▼

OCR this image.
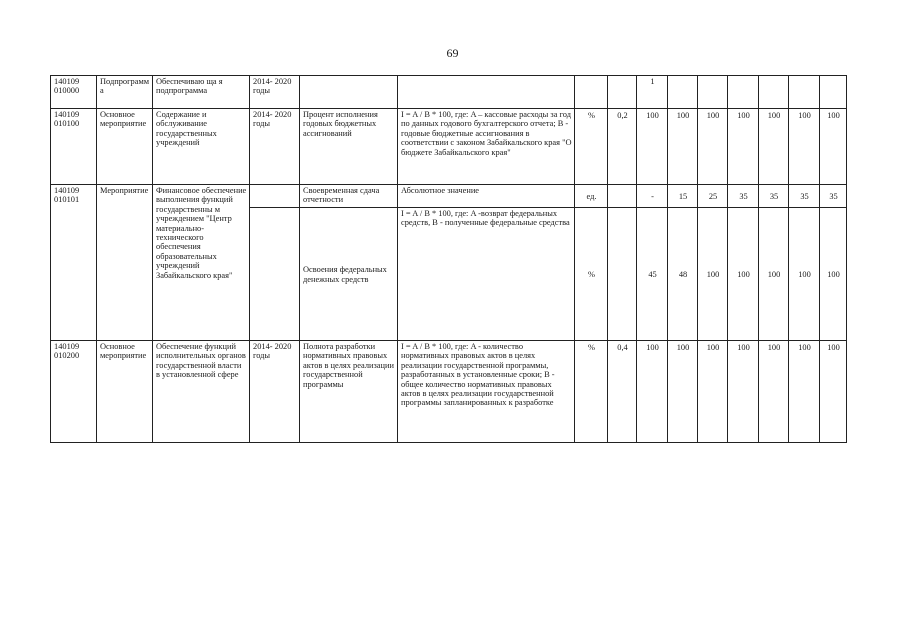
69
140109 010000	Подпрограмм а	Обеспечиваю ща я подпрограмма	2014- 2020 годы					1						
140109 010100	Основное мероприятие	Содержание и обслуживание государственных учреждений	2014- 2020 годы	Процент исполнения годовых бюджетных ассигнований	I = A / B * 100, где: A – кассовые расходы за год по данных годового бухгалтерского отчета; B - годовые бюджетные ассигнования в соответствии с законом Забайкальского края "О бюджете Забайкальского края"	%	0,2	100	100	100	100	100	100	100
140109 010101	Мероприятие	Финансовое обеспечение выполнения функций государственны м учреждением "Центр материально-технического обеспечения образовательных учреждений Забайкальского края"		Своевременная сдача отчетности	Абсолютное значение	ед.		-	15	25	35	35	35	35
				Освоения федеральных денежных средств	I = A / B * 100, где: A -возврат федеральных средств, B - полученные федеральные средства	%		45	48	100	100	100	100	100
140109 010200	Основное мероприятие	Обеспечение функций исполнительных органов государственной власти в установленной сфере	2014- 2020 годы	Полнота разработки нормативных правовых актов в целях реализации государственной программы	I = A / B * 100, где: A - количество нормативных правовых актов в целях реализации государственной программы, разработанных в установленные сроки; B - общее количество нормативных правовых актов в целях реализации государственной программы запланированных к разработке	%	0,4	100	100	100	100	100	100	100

▲

Exclude all images and restate the records above word for word.

### Written response
OCR this image.
69
140109 010000	Подпрограмм а	Обеспечиваю ща я подпрограмма	2014- 2020 годы					1						
140109 010100	Основное мероприятие	Содержание и обслуживание государственных учреждений	2014- 2020 годы	Процент исполнения годовых бюджетных ассигнований	I = A / B * 100, где: A – кассовые расходы за год по данных годового бухгалтерского отчета; B - годовые бюджетные ассигнования в соответствии с законом Забайкальского края "О бюджете Забайкальского края"	%	0,2	100	100	100	100	100	100	100
140109 010101	Мероприятие	Финансовое обеспечение выполнения функций государственны м учреждением "Центр материально-технического обеспечения образовательных учреждений Забайкальского края"		Своевременная сдача отчетности	Абсолютное значение	ед.		-	15	25	35	35	35	35
				Освоения федеральных денежных средств	I = A / B * 100, где: A -возврат федеральных средств, B - полученные федеральные средства	%		45	48	100	100	100	100	100
140109 010200	Основное мероприятие	Обеспечение функций исполнительных органов государственной власти в установленной сфере	2014- 2020 годы	Полнота разработки нормативных правовых актов в целях реализации государственной программы	I = A / B * 100, где: A - количество нормативных правовых актов в целях реализации государственной программы, разработанных в установленные сроки; B - общее количество нормативных правовых актов в целях реализации государственной программы запланированных к разработке	%	0,4	100	100	100	100	100	100	100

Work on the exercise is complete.